● EXERCISE: Report only the number of lines holding "Система".

● PROVIDED RECORDS:
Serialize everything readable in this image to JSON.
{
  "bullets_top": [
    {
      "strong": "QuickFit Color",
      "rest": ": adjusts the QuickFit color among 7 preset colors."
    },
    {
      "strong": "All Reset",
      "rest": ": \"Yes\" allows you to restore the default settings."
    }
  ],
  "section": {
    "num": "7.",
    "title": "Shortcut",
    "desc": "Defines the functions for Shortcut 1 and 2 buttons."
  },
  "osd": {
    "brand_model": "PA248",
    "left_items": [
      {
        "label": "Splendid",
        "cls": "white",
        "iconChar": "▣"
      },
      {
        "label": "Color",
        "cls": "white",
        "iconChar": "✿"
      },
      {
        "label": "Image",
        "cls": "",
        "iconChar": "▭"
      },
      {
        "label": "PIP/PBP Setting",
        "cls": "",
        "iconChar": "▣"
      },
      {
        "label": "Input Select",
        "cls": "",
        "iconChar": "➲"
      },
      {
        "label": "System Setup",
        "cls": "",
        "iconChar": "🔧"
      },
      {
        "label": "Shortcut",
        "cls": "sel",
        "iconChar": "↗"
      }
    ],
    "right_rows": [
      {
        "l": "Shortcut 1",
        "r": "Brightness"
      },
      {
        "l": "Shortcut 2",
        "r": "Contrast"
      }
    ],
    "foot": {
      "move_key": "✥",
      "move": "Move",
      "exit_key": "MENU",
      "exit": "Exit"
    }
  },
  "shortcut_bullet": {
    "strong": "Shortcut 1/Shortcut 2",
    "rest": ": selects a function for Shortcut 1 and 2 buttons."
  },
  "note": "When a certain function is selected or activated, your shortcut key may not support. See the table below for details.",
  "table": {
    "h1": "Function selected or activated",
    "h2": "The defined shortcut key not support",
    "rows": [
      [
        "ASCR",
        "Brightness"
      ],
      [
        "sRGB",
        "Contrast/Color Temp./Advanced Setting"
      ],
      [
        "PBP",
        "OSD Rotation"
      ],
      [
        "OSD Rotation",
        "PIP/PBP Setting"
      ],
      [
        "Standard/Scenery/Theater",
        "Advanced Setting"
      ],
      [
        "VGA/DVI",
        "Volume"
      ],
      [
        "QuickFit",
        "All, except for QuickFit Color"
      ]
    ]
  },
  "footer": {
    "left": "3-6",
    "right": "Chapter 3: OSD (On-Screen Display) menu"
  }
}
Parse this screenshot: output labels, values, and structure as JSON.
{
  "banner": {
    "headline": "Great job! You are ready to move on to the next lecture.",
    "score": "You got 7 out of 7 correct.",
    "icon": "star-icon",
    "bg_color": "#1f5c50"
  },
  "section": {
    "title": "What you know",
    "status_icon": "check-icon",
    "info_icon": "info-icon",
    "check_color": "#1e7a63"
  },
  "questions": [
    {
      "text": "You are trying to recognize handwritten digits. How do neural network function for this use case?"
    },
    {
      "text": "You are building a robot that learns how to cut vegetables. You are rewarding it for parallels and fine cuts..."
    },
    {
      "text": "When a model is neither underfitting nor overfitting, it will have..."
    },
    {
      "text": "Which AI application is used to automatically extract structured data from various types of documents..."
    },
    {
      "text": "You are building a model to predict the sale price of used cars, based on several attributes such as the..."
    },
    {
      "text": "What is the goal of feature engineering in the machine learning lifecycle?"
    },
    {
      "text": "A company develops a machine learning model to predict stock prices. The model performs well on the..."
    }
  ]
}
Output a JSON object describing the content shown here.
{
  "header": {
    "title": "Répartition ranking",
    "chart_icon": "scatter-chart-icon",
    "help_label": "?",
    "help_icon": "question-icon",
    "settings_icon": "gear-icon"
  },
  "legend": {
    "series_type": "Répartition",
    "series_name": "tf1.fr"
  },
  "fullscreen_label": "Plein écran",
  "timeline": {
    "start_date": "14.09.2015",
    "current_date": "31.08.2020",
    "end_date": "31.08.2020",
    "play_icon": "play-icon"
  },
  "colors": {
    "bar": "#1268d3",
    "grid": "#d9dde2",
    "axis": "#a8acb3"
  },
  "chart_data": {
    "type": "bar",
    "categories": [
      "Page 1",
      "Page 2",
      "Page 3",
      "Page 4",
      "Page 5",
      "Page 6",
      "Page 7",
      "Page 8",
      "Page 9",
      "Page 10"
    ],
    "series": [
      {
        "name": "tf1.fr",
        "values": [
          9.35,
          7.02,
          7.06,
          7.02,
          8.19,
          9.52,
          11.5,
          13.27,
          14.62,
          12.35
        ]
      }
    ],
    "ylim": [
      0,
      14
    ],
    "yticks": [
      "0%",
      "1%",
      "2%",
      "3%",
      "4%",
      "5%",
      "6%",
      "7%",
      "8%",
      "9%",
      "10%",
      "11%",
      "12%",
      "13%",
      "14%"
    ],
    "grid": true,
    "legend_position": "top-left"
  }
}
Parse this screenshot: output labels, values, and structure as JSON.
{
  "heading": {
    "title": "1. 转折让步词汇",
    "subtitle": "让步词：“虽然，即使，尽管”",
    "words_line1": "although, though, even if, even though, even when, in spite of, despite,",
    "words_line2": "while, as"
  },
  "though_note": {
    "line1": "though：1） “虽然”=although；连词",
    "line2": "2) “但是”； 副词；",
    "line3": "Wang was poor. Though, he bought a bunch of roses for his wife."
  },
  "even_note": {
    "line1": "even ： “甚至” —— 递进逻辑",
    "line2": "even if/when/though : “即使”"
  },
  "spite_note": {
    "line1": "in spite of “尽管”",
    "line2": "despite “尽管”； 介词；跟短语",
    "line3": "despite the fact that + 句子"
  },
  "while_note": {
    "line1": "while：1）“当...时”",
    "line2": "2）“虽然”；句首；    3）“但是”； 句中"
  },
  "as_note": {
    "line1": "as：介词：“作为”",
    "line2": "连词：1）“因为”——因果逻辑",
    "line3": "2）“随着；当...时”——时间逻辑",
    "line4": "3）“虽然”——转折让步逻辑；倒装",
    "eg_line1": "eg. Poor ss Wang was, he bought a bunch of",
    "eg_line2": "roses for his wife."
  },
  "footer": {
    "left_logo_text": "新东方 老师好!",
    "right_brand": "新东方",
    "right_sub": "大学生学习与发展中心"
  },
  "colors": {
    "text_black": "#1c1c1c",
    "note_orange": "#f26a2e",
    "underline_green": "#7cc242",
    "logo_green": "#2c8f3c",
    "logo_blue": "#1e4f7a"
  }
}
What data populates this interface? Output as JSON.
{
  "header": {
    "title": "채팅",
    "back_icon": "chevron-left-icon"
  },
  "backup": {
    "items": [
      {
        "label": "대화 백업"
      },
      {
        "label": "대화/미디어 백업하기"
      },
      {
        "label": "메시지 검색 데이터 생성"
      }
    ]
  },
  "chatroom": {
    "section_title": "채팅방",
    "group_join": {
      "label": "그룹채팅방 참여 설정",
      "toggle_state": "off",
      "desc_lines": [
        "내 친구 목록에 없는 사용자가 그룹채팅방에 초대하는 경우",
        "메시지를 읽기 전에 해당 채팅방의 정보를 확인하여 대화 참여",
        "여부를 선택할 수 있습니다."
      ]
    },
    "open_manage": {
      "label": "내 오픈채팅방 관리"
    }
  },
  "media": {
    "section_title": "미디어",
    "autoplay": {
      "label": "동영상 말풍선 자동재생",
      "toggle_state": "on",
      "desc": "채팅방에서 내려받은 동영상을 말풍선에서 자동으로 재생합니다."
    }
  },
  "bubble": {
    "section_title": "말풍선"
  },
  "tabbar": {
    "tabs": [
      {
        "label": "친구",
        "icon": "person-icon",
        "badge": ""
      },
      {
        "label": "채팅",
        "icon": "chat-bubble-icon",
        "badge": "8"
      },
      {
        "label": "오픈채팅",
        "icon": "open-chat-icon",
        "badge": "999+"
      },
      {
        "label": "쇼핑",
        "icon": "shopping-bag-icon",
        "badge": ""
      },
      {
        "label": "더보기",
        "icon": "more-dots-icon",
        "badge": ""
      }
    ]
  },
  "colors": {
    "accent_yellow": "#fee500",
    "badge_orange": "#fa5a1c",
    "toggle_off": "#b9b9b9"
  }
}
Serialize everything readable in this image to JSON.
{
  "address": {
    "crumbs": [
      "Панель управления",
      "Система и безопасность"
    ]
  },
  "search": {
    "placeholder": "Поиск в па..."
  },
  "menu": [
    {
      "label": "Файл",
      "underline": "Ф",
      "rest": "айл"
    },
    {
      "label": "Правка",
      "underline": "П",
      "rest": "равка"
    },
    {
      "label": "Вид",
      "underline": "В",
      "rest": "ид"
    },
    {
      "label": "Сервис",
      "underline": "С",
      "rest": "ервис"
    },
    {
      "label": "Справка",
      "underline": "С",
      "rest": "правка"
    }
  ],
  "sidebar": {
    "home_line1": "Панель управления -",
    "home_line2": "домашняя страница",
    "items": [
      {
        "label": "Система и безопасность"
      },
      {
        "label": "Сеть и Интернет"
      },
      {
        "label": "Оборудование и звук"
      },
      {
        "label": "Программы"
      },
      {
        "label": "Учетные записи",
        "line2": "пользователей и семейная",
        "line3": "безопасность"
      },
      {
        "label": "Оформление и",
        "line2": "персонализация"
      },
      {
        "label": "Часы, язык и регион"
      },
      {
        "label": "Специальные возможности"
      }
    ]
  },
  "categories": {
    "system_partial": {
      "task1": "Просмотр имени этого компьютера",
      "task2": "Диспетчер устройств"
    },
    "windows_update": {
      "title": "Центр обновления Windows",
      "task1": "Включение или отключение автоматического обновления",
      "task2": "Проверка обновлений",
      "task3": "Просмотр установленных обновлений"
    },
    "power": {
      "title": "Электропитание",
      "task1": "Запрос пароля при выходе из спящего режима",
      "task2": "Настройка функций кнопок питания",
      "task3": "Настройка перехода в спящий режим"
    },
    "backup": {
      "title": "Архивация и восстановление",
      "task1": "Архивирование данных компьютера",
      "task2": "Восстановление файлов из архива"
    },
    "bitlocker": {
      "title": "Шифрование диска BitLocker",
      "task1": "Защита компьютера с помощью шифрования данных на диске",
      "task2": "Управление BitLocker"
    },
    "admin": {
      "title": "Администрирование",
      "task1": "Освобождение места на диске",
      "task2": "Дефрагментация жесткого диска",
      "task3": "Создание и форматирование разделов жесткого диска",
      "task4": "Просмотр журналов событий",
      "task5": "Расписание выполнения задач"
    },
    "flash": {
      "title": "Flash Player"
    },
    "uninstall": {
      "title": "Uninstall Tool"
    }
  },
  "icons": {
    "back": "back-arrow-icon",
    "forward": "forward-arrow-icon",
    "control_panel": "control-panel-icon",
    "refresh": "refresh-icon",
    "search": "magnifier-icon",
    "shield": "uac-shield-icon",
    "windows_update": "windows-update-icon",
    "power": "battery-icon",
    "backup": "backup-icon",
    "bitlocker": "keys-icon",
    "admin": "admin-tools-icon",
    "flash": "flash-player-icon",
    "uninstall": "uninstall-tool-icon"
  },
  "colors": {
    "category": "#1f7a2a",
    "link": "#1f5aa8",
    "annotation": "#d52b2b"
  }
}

● FULL SOLUTION: 2